→ **TASK OBJECTIVE**:
Return the records that follow, matching each one exactly.
----- MATERIAL PROVIDED
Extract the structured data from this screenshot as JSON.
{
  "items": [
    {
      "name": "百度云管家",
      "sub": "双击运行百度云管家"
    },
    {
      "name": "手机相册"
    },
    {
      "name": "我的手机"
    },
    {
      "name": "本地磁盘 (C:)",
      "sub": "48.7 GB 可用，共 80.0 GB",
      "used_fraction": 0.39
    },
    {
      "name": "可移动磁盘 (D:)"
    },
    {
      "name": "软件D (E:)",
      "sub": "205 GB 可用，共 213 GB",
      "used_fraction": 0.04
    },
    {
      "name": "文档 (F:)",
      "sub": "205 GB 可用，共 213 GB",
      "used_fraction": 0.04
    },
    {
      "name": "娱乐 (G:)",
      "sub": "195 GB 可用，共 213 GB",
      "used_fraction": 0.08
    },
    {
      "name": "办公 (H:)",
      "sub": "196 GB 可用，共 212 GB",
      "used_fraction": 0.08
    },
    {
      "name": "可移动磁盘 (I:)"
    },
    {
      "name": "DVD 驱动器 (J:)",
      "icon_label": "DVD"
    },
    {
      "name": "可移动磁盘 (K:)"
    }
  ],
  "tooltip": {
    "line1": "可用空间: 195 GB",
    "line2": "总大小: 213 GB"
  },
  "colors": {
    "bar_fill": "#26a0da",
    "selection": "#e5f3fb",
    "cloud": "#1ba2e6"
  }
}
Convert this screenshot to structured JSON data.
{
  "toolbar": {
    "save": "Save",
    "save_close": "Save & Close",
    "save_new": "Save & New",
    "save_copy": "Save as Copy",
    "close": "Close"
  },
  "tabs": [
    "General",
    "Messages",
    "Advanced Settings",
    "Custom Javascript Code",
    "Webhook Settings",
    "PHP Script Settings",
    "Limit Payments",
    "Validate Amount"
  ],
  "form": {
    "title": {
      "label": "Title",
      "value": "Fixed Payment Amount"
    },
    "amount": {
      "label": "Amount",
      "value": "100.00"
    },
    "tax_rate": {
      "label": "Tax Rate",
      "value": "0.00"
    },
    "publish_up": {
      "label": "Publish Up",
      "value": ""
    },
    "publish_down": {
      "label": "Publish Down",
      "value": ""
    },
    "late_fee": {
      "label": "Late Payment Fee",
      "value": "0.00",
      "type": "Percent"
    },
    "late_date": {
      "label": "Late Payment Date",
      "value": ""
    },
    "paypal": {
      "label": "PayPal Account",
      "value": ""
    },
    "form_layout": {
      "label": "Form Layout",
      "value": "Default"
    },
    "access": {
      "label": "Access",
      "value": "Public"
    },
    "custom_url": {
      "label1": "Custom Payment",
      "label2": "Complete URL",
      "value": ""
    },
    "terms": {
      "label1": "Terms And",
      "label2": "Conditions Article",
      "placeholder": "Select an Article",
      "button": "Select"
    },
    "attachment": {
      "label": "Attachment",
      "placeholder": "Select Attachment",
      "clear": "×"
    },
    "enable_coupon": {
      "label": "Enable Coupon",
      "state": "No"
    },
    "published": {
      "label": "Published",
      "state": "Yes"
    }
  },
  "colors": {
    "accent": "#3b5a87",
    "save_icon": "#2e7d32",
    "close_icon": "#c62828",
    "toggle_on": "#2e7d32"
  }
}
----------
→ **EXERCISE ANSWER**:
Extract the structured data from this screenshot as JSON.
{
  "items": [
    {
      "name": "百度云管家",
      "sub": "双击运行百度云管家"
    },
    {
      "name": "手机相册"
    },
    {
      "name": "我的手机"
    },
    {
      "name": "本地磁盘 (C:)",
      "sub": "48.7 GB 可用，共 80.0 GB",
      "used_fraction": 0.39
    },
    {
      "name": "可移动磁盘 (D:)"
    },
    {
      "name": "软件D (E:)",
      "sub": "205 GB 可用，共 213 GB",
      "used_fraction": 0.04
    },
    {
      "name": "文档 (F:)",
      "sub": "205 GB 可用，共 213 GB",
      "used_fraction": 0.04
    },
    {
      "name": "娱乐 (G:)",
      "sub": "195 GB 可用，共 213 GB",
      "used_fraction": 0.08
    },
    {
      "name": "办公 (H:)",
      "sub": "196 GB 可用，共 212 GB",
      "used_fraction": 0.08
    },
    {
      "name": "可移动磁盘 (I:)"
    },
    {
      "name": "DVD 驱动器 (J:)",
      "icon_label": "DVD"
    },
    {
      "name": "可移动磁盘 (K:)"
    }
  ],
  "tooltip": {
    "line1": "可用空间: 195 GB",
    "line2": "总大小: 213 GB"
  },
  "colors": {
    "bar_fill": "#26a0da",
    "selection": "#e5f3fb",
    "cloud": "#1ba2e6"
  }
}
Convert this screenshot to structured JSON data.
{
  "toolbar": {
    "save": "Save",
    "save_close": "Save & Close",
    "save_new": "Save & New",
    "save_copy": "Save as Copy",
    "close": "Close"
  },
  "tabs": [
    "General",
    "Messages",
    "Advanced Settings",
    "Custom Javascript Code",
    "Webhook Settings",
    "PHP Script Settings",
    "Limit Payments",
    "Validate Amount"
  ],
  "form": {
    "title": {
      "label": "Title",
      "value": "Fixed Payment Amount"
    },
    "amount": {
      "label": "Amount",
      "value": "100.00"
    },
    "tax_rate": {
      "label": "Tax Rate",
      "value": "0.00"
    },
    "publish_up": {
      "label": "Publish Up",
      "value": ""
    },
    "publish_down": {
      "label": "Publish Down",
      "value": ""
    },
    "late_fee": {
      "label": "Late Payment Fee",
      "value": "0.00",
      "type": "Percent"
    },
    "late_date": {
      "label": "Late Payment Date",
      "value": ""
    },
    "paypal": {
      "label": "PayPal Account",
      "value": ""
    },
    "form_layout": {
      "label": "Form Layout",
      "value": "Default"
    },
    "access": {
      "label": "Access",
      "value": "Public"
    },
    "custom_url": {
      "label1": "Custom Payment",
      "label2": "Complete URL",
      "value": ""
    },
    "terms": {
      "label1": "Terms And",
      "label2": "Conditions Article",
      "placeholder": "Select an Article",
      "button": "Select"
    },
    "attachment": {
      "label": "Attachment",
      "placeholder": "Select Attachment",
      "clear": "×"
    },
    "enable_coupon": {
      "label": "Enable Coupon",
      "state": "No"
    },
    "published": {
      "label": "Published",
      "state": "Yes"
    }
  },
  "colors": {
    "accent": "#3b5a87",
    "save_icon": "#2e7d32",
    "close_icon": "#c62828",
    "toggle_on": "#2e7d32"
  }
}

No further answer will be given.